## Start Records for the exercise

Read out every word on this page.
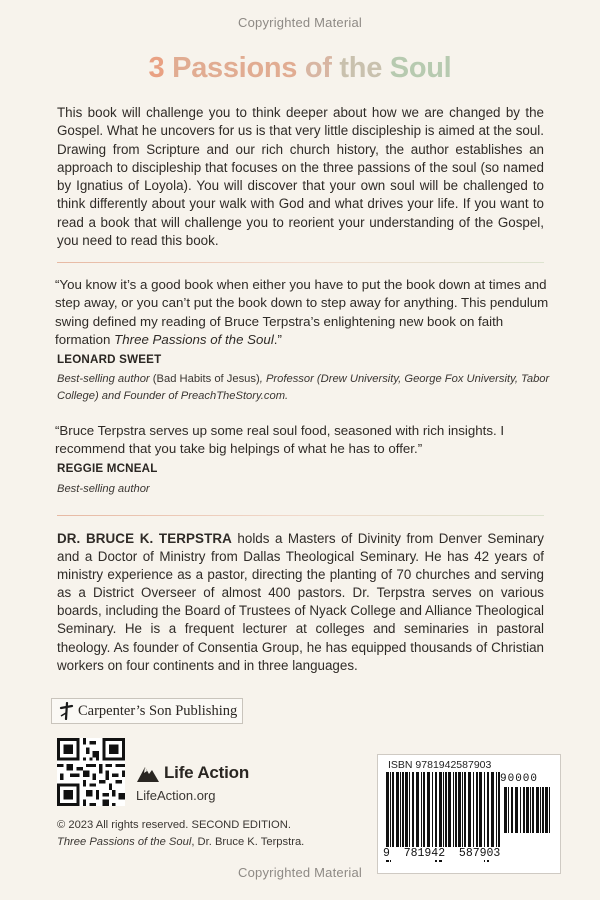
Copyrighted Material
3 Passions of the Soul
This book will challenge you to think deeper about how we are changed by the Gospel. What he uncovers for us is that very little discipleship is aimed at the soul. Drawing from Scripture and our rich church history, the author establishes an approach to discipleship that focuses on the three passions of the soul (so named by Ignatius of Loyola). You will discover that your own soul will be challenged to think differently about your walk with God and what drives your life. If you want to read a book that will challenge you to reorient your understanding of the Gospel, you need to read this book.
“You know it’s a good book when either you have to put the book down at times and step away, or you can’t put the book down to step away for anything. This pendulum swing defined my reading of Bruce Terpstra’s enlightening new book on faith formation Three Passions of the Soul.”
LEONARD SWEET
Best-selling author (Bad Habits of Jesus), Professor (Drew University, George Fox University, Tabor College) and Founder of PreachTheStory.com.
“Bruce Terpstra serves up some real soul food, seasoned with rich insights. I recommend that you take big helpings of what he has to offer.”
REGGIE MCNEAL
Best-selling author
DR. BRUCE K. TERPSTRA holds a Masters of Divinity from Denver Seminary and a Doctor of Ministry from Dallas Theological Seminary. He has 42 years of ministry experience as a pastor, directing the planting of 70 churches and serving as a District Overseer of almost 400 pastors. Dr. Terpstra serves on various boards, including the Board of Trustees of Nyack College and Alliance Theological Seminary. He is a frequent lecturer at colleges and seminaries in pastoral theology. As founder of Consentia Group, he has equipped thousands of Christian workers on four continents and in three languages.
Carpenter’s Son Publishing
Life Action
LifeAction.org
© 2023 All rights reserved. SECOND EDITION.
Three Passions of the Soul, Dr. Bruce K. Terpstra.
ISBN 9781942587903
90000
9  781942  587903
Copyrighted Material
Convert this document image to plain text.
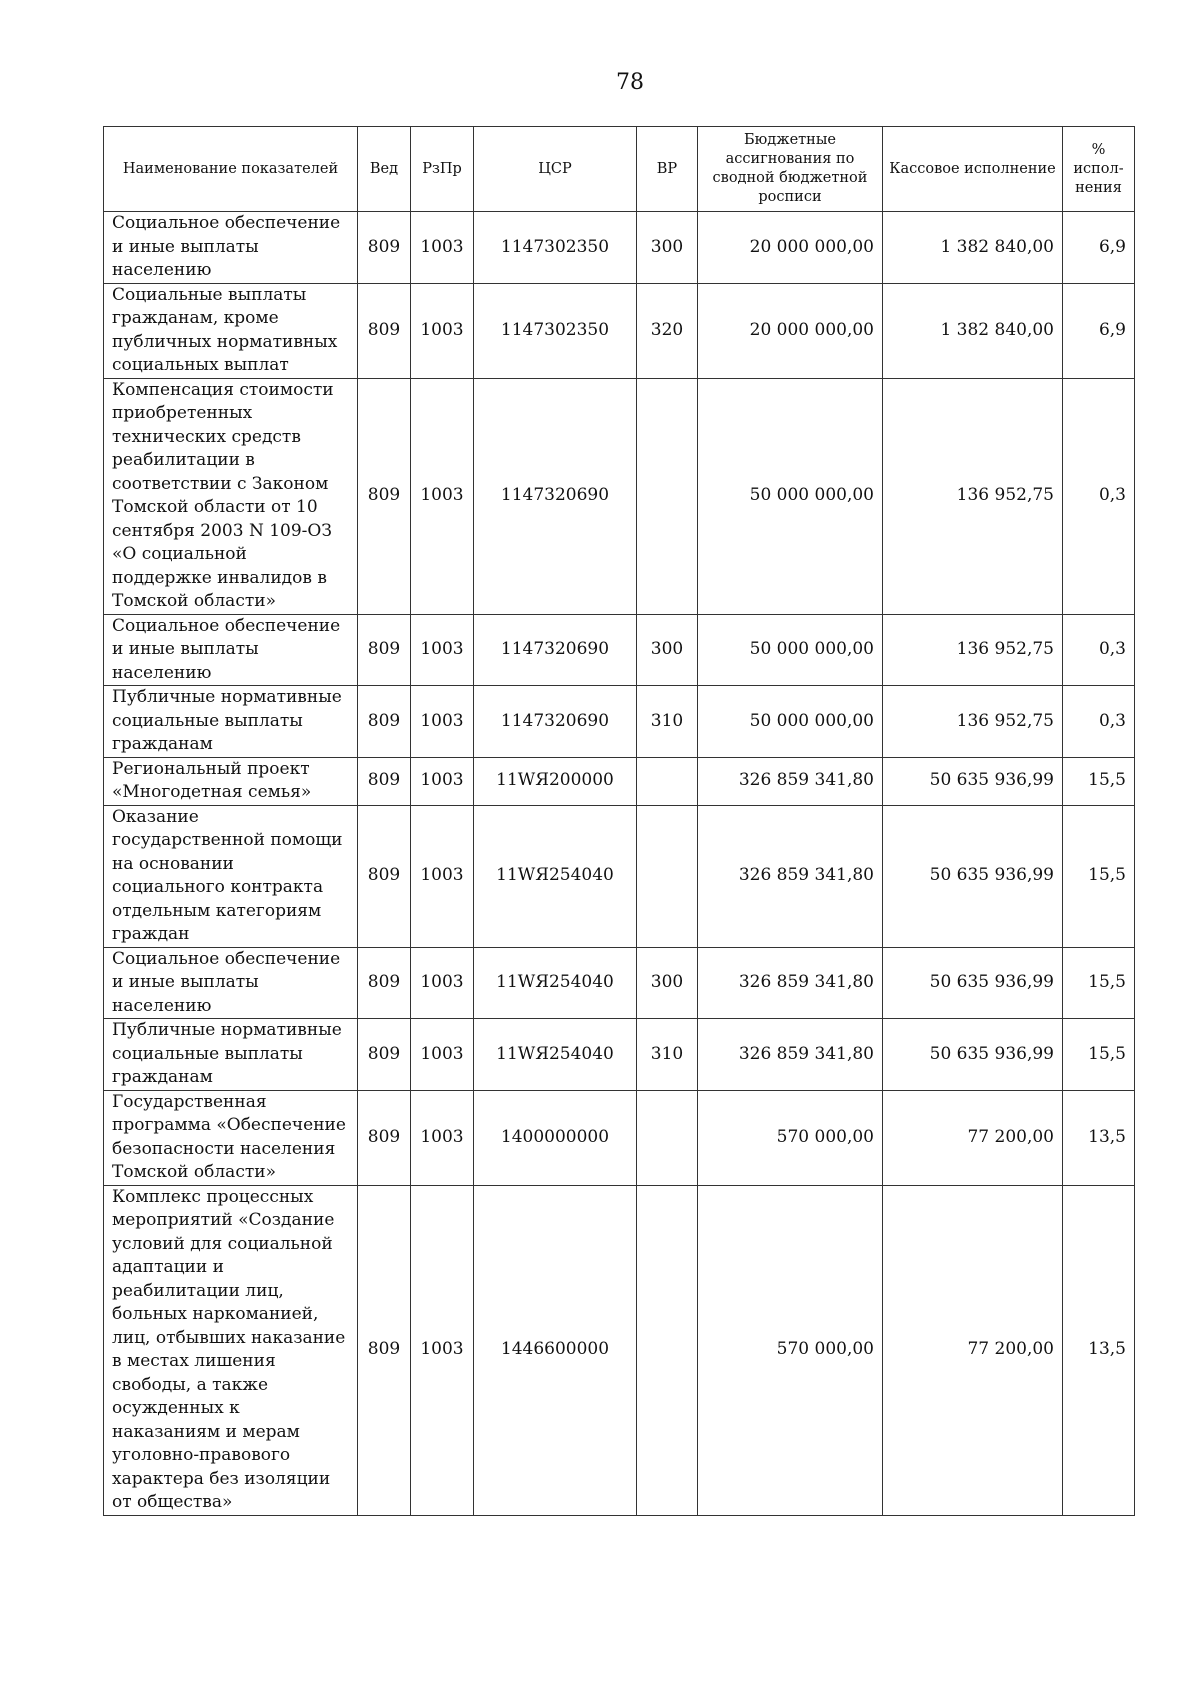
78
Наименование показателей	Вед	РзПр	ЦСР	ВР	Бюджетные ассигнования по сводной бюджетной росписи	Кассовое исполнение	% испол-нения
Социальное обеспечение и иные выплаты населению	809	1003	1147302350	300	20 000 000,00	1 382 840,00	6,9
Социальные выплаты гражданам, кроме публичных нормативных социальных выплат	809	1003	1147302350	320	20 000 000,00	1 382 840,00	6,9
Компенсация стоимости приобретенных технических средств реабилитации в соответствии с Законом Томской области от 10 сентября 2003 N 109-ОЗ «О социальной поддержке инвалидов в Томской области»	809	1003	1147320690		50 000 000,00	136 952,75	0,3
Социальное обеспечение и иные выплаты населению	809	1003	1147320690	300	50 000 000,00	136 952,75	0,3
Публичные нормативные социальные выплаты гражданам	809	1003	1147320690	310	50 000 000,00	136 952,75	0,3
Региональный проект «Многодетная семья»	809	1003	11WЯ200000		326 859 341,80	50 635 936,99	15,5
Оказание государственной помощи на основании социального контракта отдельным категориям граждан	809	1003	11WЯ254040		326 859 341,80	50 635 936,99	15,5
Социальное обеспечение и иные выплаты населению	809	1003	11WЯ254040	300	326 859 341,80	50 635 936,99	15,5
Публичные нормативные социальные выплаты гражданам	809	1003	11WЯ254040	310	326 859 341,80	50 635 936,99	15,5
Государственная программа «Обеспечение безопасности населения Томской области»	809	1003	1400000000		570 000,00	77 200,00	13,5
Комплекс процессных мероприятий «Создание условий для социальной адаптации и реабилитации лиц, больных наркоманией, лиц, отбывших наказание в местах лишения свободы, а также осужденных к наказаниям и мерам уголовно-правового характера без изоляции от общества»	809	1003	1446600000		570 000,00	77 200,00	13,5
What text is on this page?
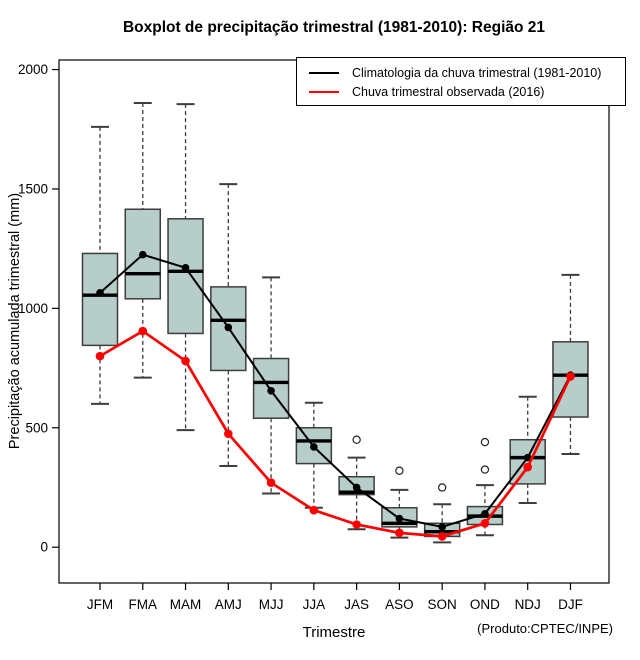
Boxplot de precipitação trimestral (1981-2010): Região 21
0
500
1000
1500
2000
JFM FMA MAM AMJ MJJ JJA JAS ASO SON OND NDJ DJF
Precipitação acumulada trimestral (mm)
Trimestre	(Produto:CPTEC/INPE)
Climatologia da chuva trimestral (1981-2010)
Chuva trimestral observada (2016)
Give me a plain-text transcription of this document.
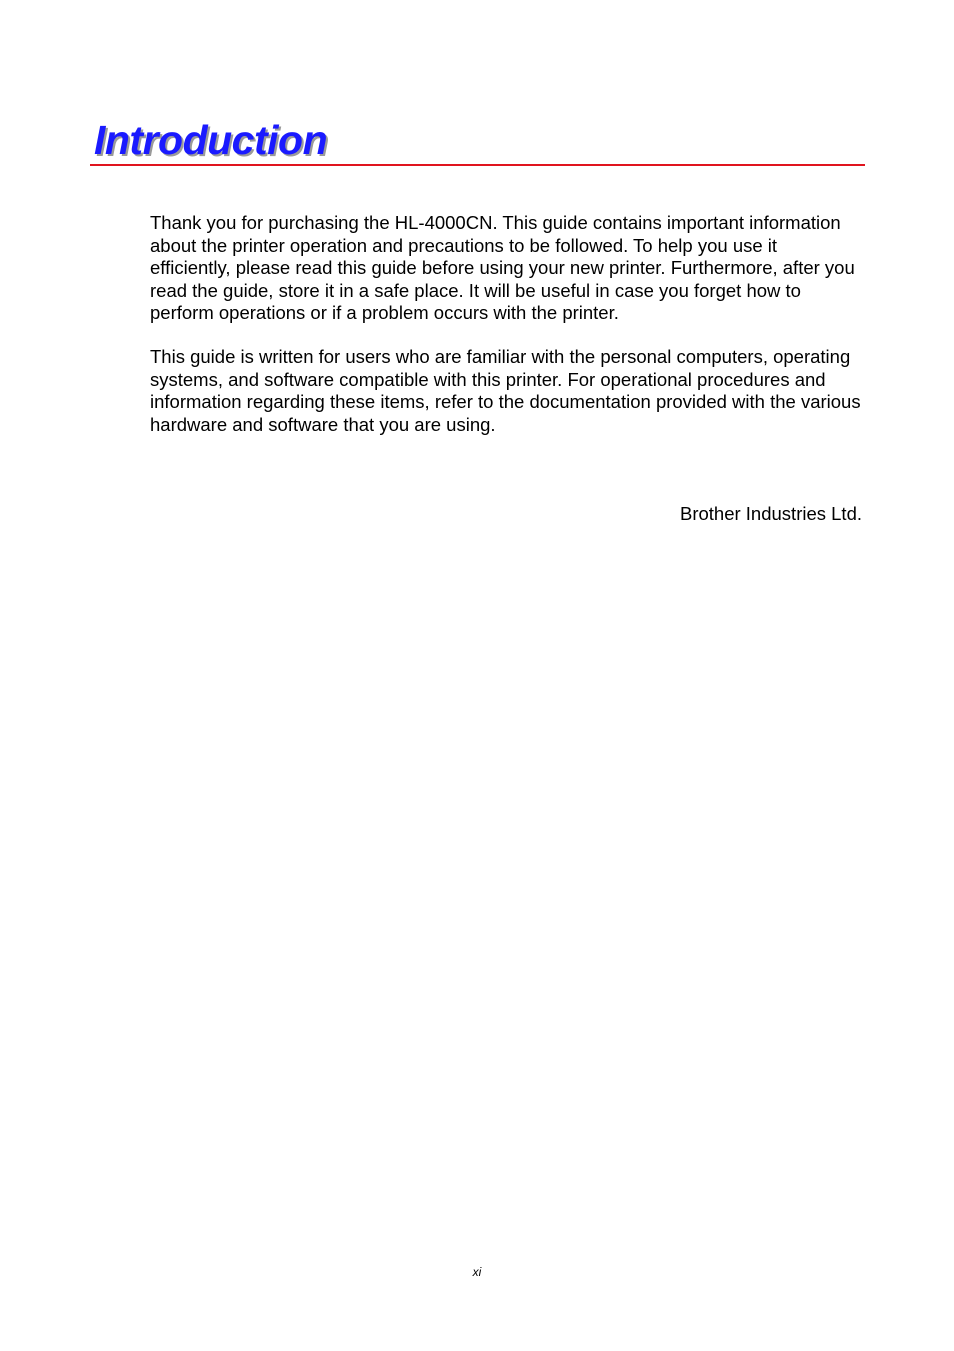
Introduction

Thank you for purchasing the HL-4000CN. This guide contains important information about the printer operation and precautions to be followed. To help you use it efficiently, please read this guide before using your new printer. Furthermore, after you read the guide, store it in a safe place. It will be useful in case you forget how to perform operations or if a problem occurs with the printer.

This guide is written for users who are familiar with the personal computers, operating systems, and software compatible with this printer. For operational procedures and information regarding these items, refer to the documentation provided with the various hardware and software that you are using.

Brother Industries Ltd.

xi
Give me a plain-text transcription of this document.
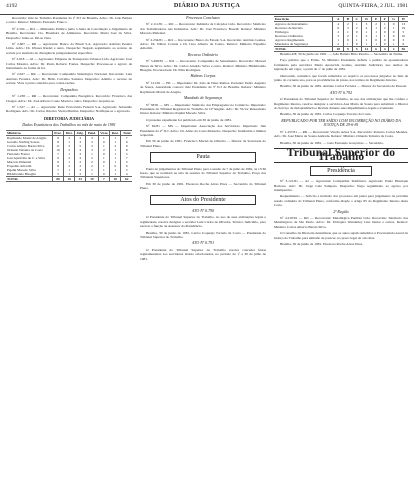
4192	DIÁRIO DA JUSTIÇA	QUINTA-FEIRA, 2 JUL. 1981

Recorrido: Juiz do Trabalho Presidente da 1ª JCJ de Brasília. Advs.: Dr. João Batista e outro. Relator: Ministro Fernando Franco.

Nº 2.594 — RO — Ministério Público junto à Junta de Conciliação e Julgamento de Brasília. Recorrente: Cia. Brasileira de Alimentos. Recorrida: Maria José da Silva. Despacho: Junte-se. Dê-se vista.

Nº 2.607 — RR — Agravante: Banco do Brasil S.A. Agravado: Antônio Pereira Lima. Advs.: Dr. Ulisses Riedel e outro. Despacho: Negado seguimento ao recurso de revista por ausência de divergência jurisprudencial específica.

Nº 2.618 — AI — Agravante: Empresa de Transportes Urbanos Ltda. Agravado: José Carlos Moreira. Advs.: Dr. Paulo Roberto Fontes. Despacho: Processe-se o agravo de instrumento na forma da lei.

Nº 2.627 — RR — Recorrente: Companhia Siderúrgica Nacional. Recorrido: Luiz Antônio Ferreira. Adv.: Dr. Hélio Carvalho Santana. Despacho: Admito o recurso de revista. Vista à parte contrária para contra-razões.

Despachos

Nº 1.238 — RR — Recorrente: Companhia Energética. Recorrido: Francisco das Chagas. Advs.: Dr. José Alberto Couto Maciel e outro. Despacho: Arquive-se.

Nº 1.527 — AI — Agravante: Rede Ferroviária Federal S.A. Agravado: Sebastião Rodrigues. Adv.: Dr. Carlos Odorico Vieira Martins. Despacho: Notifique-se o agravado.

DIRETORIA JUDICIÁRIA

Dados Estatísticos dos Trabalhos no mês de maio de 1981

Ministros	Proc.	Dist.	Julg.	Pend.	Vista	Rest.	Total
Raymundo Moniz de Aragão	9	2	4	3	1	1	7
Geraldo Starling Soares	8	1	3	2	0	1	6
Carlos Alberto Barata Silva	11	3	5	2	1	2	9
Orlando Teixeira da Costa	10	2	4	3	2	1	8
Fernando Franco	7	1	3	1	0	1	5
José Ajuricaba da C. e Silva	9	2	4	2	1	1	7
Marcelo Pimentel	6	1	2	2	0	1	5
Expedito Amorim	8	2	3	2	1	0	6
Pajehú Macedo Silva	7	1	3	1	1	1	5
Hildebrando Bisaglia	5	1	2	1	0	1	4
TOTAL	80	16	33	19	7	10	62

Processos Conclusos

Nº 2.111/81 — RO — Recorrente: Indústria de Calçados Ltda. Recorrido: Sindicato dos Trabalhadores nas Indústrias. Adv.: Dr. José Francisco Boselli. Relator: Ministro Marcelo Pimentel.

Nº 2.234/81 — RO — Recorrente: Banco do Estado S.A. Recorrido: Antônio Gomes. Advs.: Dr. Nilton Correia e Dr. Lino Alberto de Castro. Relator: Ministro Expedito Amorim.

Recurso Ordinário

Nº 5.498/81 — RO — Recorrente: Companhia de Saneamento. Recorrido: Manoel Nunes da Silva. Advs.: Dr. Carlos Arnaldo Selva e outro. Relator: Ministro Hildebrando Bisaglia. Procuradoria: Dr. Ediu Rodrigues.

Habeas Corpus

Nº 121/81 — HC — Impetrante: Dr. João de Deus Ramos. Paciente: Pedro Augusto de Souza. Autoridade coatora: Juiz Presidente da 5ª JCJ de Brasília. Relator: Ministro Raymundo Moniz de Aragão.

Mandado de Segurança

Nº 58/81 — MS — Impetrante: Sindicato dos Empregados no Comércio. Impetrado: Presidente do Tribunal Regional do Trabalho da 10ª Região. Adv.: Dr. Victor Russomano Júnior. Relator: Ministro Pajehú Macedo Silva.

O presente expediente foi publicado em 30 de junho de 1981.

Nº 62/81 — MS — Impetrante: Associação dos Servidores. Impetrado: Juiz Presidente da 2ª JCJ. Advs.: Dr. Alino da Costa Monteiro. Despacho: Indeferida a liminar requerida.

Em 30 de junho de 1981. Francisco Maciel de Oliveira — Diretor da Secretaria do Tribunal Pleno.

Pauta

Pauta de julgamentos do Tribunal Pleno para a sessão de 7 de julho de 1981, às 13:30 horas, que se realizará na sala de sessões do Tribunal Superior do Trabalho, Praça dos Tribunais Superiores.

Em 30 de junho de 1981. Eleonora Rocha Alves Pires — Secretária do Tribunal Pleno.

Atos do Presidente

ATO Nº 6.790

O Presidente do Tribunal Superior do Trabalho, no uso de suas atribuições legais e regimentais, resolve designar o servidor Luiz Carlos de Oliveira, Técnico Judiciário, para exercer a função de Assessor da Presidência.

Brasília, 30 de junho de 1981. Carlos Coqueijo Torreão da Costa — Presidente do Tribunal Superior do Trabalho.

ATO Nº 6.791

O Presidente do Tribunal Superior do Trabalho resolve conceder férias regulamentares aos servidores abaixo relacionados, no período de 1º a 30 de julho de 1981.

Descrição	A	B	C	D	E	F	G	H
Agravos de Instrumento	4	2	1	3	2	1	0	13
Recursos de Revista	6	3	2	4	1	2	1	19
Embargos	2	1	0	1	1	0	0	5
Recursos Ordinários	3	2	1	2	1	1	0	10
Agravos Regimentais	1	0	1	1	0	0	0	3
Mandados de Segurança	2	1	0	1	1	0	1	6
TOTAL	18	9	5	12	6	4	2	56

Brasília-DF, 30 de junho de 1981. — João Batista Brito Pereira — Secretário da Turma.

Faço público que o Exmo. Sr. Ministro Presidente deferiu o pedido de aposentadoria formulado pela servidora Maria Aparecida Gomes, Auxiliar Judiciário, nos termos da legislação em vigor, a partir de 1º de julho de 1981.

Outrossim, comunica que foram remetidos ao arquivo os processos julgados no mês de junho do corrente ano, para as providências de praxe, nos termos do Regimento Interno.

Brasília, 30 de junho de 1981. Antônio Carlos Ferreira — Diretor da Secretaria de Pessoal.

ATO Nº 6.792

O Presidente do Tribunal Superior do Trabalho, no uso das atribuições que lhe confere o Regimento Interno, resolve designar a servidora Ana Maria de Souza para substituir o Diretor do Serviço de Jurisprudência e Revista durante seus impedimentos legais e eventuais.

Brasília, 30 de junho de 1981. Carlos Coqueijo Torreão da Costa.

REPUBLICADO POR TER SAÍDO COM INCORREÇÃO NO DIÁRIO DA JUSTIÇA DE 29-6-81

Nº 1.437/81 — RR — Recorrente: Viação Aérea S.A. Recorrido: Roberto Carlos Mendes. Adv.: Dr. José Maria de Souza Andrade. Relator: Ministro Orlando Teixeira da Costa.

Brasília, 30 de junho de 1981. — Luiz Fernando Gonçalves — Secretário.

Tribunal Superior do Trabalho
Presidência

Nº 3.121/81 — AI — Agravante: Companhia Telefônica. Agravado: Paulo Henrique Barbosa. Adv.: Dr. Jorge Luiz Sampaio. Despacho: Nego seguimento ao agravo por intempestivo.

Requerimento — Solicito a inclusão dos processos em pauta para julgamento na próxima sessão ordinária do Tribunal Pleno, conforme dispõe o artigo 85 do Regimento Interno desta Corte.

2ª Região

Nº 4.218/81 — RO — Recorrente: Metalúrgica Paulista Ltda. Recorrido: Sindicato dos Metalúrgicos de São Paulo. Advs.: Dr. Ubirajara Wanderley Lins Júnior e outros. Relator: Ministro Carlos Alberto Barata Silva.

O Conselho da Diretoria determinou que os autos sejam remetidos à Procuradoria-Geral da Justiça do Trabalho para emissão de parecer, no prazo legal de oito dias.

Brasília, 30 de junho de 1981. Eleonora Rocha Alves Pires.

## End Records for the exercise

=== Given exercise ===
Pick out the lines that include the word "Coqueijo" and write them out.

=== Task output ===
Brasília, 30 de junho de 1981. Carlos Coqueijo Torreão da Costa — Presidente do Tribunal Superior do Trabalho.
Brasília, 30 de junho de 1981. Carlos Coqueijo Torreão da Costa.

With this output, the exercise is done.